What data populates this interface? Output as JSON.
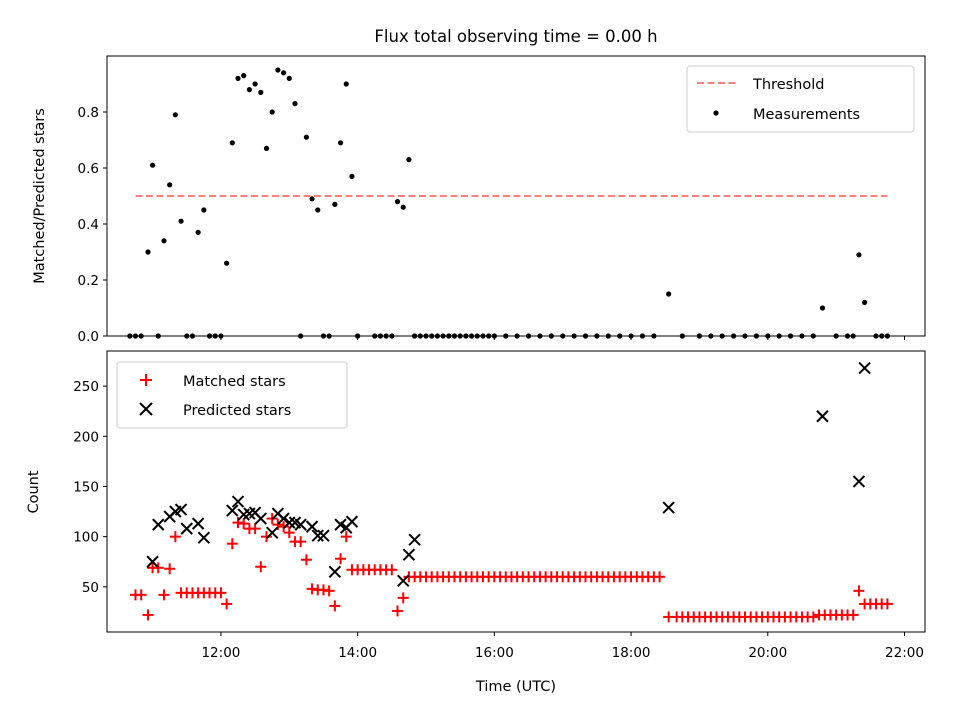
{
  "chart_data": {
    "title": "Flux total observing time = 0.00 h",
    "xlabel": "Time (UTC)",
    "xticks": [
      "12:00",
      "14:00",
      "16:00",
      "18:00",
      "20:00",
      "22:00"
    ],
    "xlim": [
      "10:20",
      "22:18"
    ],
    "panels": [
      {
        "type": "scatter",
        "ylabel": "Matched/Predicted stars",
        "ylim": [
          0,
          1.0
        ],
        "yticks": [
          "0.0",
          "0.2",
          "0.4",
          "0.6",
          "0.8"
        ],
        "series": [
          {
            "name": "Threshold",
            "style": "dashed-line",
            "color": "#ff7f7f",
            "x": [
              "10:45",
              "21:45"
            ],
            "y": [
              0.5,
              0.5
            ]
          },
          {
            "name": "Measurements",
            "style": "dot",
            "color": "#000000",
            "x": [
              "10:40",
              "10:45",
              "10:50",
              "10:56",
              "11:00",
              "11:05",
              "11:10",
              "11:15",
              "11:20",
              "11:25",
              "11:30",
              "11:35",
              "11:40",
              "11:45",
              "11:50",
              "11:55",
              "12:00",
              "12:05",
              "12:10",
              "12:15",
              "12:20",
              "12:25",
              "12:30",
              "12:35",
              "12:40",
              "12:45",
              "12:50",
              "12:55",
              "13:00",
              "13:05",
              "13:10",
              "13:15",
              "13:20",
              "13:25",
              "13:30",
              "13:35",
              "13:40",
              "13:45",
              "13:50",
              "13:55",
              "14:00",
              "14:15",
              "14:20",
              "14:25",
              "14:30",
              "14:35",
              "14:40",
              "14:45",
              "14:50",
              "14:55",
              "15:00",
              "15:05",
              "15:10",
              "15:15",
              "15:20",
              "15:25",
              "15:30",
              "15:35",
              "15:40",
              "15:45",
              "15:50",
              "15:55",
              "16:00",
              "16:10",
              "16:20",
              "16:30",
              "16:40",
              "16:50",
              "17:00",
              "17:10",
              "17:20",
              "17:30",
              "17:40",
              "17:50",
              "18:00",
              "18:10",
              "18:20",
              "18:33",
              "18:45",
              "19:00",
              "19:10",
              "19:20",
              "19:30",
              "19:40",
              "19:50",
              "20:00",
              "20:10",
              "20:20",
              "20:30",
              "20:40",
              "20:48",
              "21:00",
              "21:10",
              "21:15",
              "21:20",
              "21:25",
              "21:35",
              "21:40",
              "21:45"
            ],
            "y": [
              0,
              0,
              0,
              0.3,
              0.61,
              0,
              0.34,
              0.54,
              0.79,
              0.41,
              0,
              0,
              0.37,
              0.45,
              0,
              0,
              0,
              0.26,
              0.69,
              0.92,
              0.93,
              0.88,
              0.9,
              0.87,
              0.67,
              0.8,
              0.95,
              0.94,
              0.92,
              0.83,
              0,
              0.71,
              0.49,
              0.45,
              0,
              0,
              0.47,
              0.69,
              0.9,
              0.57,
              0,
              0,
              0,
              0,
              0,
              0.48,
              0.46,
              0.63,
              0,
              0,
              0,
              0,
              0,
              0,
              0,
              0,
              0,
              0,
              0,
              0,
              0,
              0,
              0,
              0,
              0,
              0,
              0,
              0,
              0,
              0,
              0,
              0,
              0,
              0,
              0,
              0,
              0,
              0.15,
              0,
              0,
              0,
              0,
              0,
              0,
              0,
              0,
              0,
              0,
              0,
              0,
              0.1,
              0,
              0,
              0,
              0.29,
              0.12,
              0,
              0,
              0
            ]
          }
        ]
      },
      {
        "type": "scatter",
        "ylabel": "Count",
        "ylim": [
          5,
          285
        ],
        "yticks": [
          "50",
          "100",
          "150",
          "200",
          "250"
        ],
        "series": [
          {
            "name": "Matched stars",
            "marker": "+",
            "color": "#ff0000",
            "x": [
              "10:45",
              "10:50",
              "10:56",
              "11:00",
              "11:05",
              "11:10",
              "11:15",
              "11:20",
              "11:25",
              "11:30",
              "11:35",
              "11:40",
              "11:45",
              "11:50",
              "11:55",
              "12:00",
              "12:05",
              "12:10",
              "12:15",
              "12:20",
              "12:25",
              "12:30",
              "12:35",
              "12:40",
              "12:45",
              "12:50",
              "12:55",
              "13:00",
              "13:05",
              "13:10",
              "13:15",
              "13:20",
              "13:25",
              "13:30",
              "13:35",
              "13:40",
              "13:45",
              "13:50",
              "13:55",
              "14:00",
              "14:05",
              "14:10",
              "14:15",
              "14:20",
              "14:25",
              "14:30",
              "14:35",
              "14:40",
              "14:45",
              "14:50",
              "14:55",
              "15:00",
              "15:05",
              "15:10",
              "15:15",
              "15:20",
              "15:25",
              "15:30",
              "15:35",
              "15:40",
              "15:45",
              "15:50",
              "15:55",
              "16:00",
              "16:05",
              "16:10",
              "16:15",
              "16:20",
              "16:25",
              "16:30",
              "16:35",
              "16:40",
              "16:45",
              "16:50",
              "16:55",
              "17:00",
              "17:05",
              "17:10",
              "17:15",
              "17:20",
              "17:25",
              "17:30",
              "17:35",
              "17:40",
              "17:45",
              "17:50",
              "17:55",
              "18:00",
              "18:05",
              "18:10",
              "18:15",
              "18:20",
              "18:25",
              "18:33",
              "18:40",
              "18:45",
              "18:50",
              "18:55",
              "19:00",
              "19:05",
              "19:10",
              "19:15",
              "19:20",
              "19:25",
              "19:30",
              "19:35",
              "19:40",
              "19:45",
              "19:50",
              "19:55",
              "20:00",
              "20:05",
              "20:10",
              "20:15",
              "20:20",
              "20:25",
              "20:30",
              "20:35",
              "20:40",
              "20:45",
              "20:50",
              "20:55",
              "21:00",
              "21:05",
              "21:10",
              "21:15",
              "21:20",
              "21:25",
              "21:30",
              "21:35",
              "21:40",
              "21:45"
            ],
            "y": [
              42,
              42,
              22,
              69,
              69,
              42,
              68,
              100,
              44,
              44,
              44,
              44,
              44,
              44,
              44,
              44,
              33,
              93,
              114,
              113,
              108,
              108,
              70,
              100,
              118,
              112,
              110,
              104,
              95,
              95,
              77,
              48,
              47,
              47,
              46,
              31,
              78,
              100,
              67,
              67,
              67,
              67,
              67,
              67,
              67,
              67,
              26,
              39,
              60,
              60,
              60,
              60,
              60,
              60,
              60,
              60,
              60,
              60,
              60,
              60,
              60,
              60,
              60,
              60,
              60,
              60,
              60,
              60,
              60,
              60,
              60,
              60,
              60,
              60,
              60,
              60,
              60,
              60,
              60,
              60,
              60,
              60,
              60,
              60,
              60,
              60,
              60,
              60,
              60,
              60,
              60,
              60,
              60,
              20,
              20,
              20,
              20,
              20,
              20,
              20,
              20,
              20,
              20,
              20,
              20,
              20,
              20,
              20,
              20,
              20,
              20,
              20,
              20,
              20,
              20,
              20,
              20,
              20,
              20,
              22,
              22,
              22,
              22,
              22,
              22,
              22,
              46,
              33,
              33,
              33,
              33,
              33
            ]
          },
          {
            "name": "Predicted stars",
            "marker": "x",
            "color": "#000000",
            "x": [
              "11:00",
              "11:05",
              "11:15",
              "11:20",
              "11:25",
              "11:30",
              "11:40",
              "11:45",
              "12:10",
              "12:15",
              "12:20",
              "12:25",
              "12:30",
              "12:35",
              "12:45",
              "12:50",
              "12:55",
              "13:00",
              "13:05",
              "13:10",
              "13:20",
              "13:25",
              "13:30",
              "13:40",
              "13:45",
              "13:50",
              "13:55",
              "14:40",
              "14:45",
              "14:50",
              "18:33",
              "20:48",
              "21:20",
              "21:25"
            ],
            "y": [
              75,
              112,
              120,
              125,
              127,
              108,
              113,
              99,
              126,
              135,
              122,
              123,
              124,
              118,
              104,
              123,
              118,
              114,
              114,
              112,
              110,
              101,
              101,
              65,
              112,
              109,
              115,
              56,
              82,
              97,
              129,
              220,
              155,
              268
            ]
          }
        ]
      }
    ]
  }
}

Task prompt: Collect the complete line wherever the string "name" appears in the records.

Exercise result:
            "name": "Threshold",
            "name": "Measurements",
            "name": "Matched stars",
            "name": "Predicted stars",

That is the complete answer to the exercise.